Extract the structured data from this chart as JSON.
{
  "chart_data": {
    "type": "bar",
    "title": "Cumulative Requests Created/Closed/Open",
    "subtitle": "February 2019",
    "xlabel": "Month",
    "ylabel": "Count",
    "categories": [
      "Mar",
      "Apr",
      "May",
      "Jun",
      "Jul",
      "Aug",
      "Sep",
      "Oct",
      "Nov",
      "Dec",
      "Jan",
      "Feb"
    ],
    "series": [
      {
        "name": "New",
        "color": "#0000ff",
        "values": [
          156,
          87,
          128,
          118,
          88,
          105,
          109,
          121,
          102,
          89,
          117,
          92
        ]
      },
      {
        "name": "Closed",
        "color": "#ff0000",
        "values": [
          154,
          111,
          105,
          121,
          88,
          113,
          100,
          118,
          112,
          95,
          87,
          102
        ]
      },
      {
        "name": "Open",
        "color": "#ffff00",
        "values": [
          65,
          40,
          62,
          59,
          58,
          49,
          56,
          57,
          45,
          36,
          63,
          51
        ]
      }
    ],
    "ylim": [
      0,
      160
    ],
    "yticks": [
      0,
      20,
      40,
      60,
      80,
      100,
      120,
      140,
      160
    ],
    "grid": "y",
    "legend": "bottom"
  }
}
--
### TO BE DONE
Each line that has the word "color" counts once. How many such lines are in the data? Give the number alone.

### TASK SOLUTION
3